### WHAT IS NEEDED:
Put the records below into a two-column CSV with the headers "text" and "answer": one row per record, each field in quotation marks, and line breaks replaced by spaces. Begin at the start of the records, stop after the line that contains "The inner spline toothing 31 is", and leave the pictures out.

### SOURCE MATERIAL:
◇ ◇ ◇ ◇
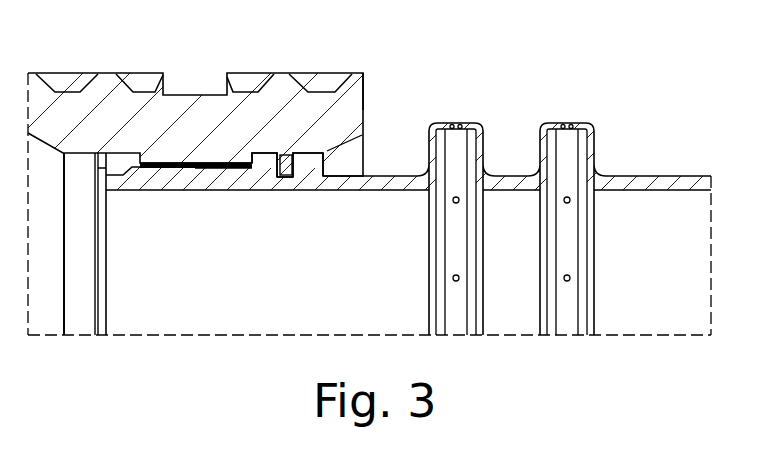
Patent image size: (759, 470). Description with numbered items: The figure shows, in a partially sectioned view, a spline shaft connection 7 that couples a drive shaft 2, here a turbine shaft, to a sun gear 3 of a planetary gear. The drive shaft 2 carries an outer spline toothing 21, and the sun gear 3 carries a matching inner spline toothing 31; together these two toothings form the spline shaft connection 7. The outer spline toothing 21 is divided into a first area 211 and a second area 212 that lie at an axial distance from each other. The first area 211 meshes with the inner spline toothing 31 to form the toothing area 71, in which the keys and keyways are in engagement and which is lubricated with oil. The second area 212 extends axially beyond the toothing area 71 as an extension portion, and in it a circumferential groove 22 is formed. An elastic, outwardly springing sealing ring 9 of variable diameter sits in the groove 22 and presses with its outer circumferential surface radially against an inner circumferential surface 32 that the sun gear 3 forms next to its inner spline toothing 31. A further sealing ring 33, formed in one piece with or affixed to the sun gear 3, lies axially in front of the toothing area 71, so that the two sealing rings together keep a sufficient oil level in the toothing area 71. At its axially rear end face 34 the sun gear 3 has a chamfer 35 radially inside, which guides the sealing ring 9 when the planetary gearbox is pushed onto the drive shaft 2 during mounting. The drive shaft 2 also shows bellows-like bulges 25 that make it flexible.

The drive shaft 2 is at (657, 177).
The rib of the profile 25 is at (583, 122).
The sun gear 3 is at (278, 95).
The axially rear end face 34 is at (363, 86).
The chamfer 35 is at (328, 150).
The sealing ring 33 is at (99, 157).
The outer spline toothing 21 is at (190, 180).
The first area 211 is at (155, 180).
The spline shaft connection 7 is at (164, 158).
The toothing area 71 is at (208, 158).
The inner spline toothing 31 is at (222, 180).
The inner circumferential surface 32 is at (265, 178).
The groove 22 is at (288, 176).
The second area 212 is at (303, 178).
The sealing ring 9 is at (293, 170).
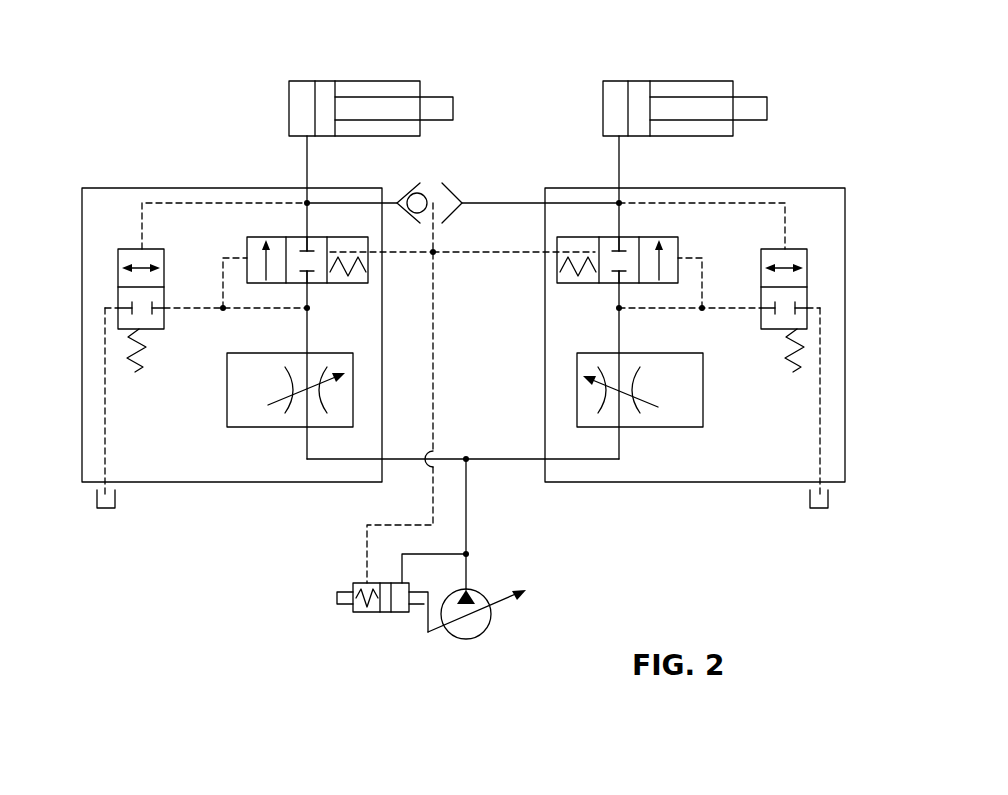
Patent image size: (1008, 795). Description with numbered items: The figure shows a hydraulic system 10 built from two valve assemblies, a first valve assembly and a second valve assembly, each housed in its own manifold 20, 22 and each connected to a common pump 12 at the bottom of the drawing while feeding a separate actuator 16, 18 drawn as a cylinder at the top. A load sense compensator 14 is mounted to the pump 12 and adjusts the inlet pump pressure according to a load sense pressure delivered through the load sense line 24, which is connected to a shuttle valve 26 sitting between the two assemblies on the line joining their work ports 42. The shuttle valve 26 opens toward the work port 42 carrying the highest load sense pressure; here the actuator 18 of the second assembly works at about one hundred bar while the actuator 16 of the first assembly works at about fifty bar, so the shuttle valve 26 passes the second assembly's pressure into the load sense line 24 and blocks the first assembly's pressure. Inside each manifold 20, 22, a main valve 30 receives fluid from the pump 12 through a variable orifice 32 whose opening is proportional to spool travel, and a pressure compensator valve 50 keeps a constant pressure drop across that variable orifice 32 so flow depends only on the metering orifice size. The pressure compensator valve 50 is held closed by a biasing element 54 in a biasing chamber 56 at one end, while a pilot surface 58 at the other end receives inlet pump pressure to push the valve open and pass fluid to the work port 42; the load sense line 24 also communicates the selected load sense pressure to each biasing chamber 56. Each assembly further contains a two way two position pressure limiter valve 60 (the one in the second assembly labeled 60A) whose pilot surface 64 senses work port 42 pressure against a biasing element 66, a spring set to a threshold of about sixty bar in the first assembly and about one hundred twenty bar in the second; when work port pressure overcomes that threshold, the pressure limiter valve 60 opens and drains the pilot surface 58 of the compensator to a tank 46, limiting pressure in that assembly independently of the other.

The hydraulic system 10 is at (784, 27).
The pump 12 is at (492, 620).
The load sense compensator 14 is at (365, 612).
The actuator 16 is at (348, 80).
The actuator 18 is at (660, 80).
The manifold 20 is at (137, 188).
The manifold 22 is at (827, 188).
The load sense line 24 is at (436, 360).
The shuttle valve 26 is at (434, 200).
The main valve 30 is at (227, 400).
The variable orifice 32 is at (300, 413).
The work port 42 is at (312, 201).
The tank 46 is at (97, 500).
The pressure compensator valve 50 is at (297, 237).
The biasing element 54 is at (343, 276).
The biasing chamber 56 is at (368, 259).
The pilot surface 58 is at (246, 252).
The pressure limiter valve 60 is at (118, 297).
The pressure reducing valve R2 60A is at (807, 276).
The pilot surface 64 is at (127, 249).
The biasing element 66 is at (127, 343).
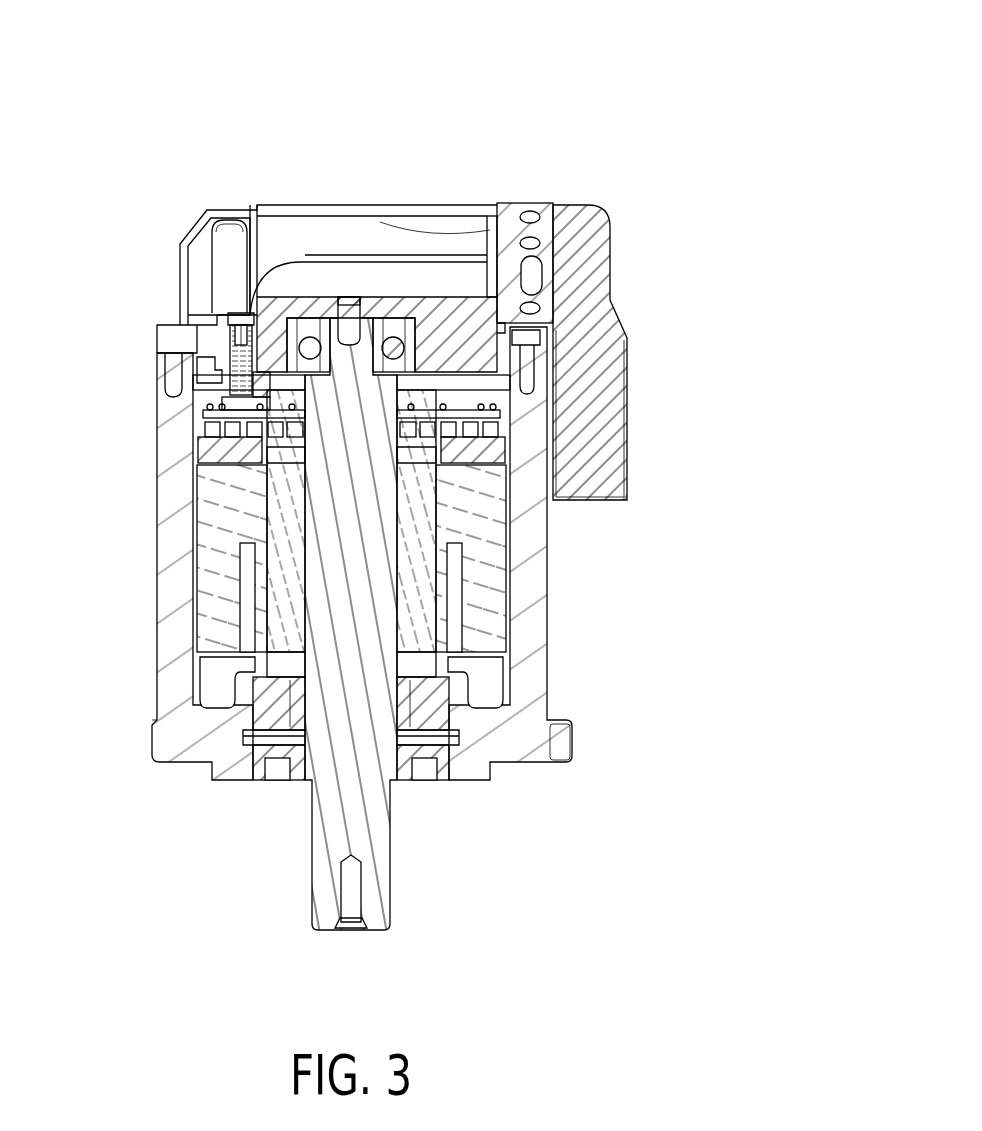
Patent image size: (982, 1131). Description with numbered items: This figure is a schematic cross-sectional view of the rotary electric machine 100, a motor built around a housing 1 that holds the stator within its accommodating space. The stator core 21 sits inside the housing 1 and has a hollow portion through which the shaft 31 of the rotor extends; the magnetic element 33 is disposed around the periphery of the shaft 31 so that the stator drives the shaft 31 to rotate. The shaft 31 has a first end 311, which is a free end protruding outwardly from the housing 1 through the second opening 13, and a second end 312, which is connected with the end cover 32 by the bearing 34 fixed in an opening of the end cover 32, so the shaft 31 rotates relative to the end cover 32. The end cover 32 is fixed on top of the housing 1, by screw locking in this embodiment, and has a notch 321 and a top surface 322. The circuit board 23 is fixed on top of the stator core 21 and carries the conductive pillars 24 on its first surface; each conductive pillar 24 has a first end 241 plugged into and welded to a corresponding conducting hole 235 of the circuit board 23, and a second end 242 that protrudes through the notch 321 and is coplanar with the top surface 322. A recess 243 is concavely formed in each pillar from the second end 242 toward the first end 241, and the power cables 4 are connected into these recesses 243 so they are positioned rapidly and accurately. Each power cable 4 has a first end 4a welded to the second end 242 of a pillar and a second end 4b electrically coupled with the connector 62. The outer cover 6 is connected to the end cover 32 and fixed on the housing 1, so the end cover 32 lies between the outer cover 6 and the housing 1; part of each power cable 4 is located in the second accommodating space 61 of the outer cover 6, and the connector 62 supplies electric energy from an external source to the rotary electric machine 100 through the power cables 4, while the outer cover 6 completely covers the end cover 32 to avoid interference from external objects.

The rotary electric machine 100 is at (685, 30).
The housing 1 is at (172, 710).
The second opening 13 is at (448, 783).
The stator core 21 is at (225, 578).
The circuit board 23 is at (294, 443).
The conducting holes 235 is at (210, 455).
The conductive pillars 24 is at (193, 373).
The first end 241 is at (205, 493).
The second end 242 is at (240, 318).
The recess 243 is at (186, 329).
The shaft 31 is at (404, 556).
The first end 311 is at (352, 918).
The second end 312 is at (383, 265).
The end cover 32 is at (553, 347).
The notch 321 is at (157, 325).
The top surface 322 is at (236, 208).
The magnetic element 33 is at (420, 573).
The bearing 34 is at (378, 295).
The power cables 4 is at (576, 312).
The first end 4a is at (237, 320).
The second end 4b is at (587, 210).
The outer cover 6 is at (520, 210).
The second accommodating space 61 is at (338, 208).
The connector 62 is at (592, 448).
◇ ◇ ◇ ◇
### FULL RESPONSE:
text,answer
"Patent image size: (759, 470). Description with numbered items: The figure shows, in a partially sectioned view, a spline shaft connection 7 that couples a drive shaft 2, here a turbine shaft, to a sun gear 3 of a planetary gear. The drive shaft 2 carries an outer spline toothing 21, and the sun gear 3 carries a matching inner spline toothing 31; together these two toothings form the spline shaft connection 7. The outer spline toothing 21 is divided into a first area 211 and a second area 212 that lie at an axial distance from each other. The first area 211 meshes with the inner spline toothing 31 to form the toothing area 71, in which the keys and keyways are in engagement and which is lubricated with oil. The second area 212 extends axially beyond the toothing area 71 as an extension portion, and in it a circumferential groove 22 is formed. An elastic, outwardly springing sealing ring 9 of variable diameter sits in the groove 22 and presses with its outer circumferential surface radially against an inner circumferential surface 32 that the sun gear 3 forms next to its inner spline toothing 31. A further sealing ring 33, formed in one piece with or affixed to the sun gear 3, lies axially in front of the toothing area 71, so that the two sealing rings together keep a sufficient oil level in the toothing area 71. At its axially rear end face 34 the sun gear 3 has a chamfer 35 radially inside, which guides the sealing ring 9 when the planetary gearbox is pushed onto the drive shaft 2 during mounting. The drive shaft 2 also shows bellows-like bulges 25 that make it flexible.","The drive shaft 2 is at (657, 177). The rib of the profile 25 is at (583, 122). The sun gear 3 is at (278, 95). The axially rear end face 34 is at (363, 86). The chamfer 35 is at (328, 150). The sealing ring 33 is at (99, 157). The outer spline toothing 21 is at (190, 180). The first area 211 is at (155, 180). The spline shaft connection 7 is at (164, 158). The toothing area 71 is at (208, 158). The inner spline toothing 31 is at (222, 180)."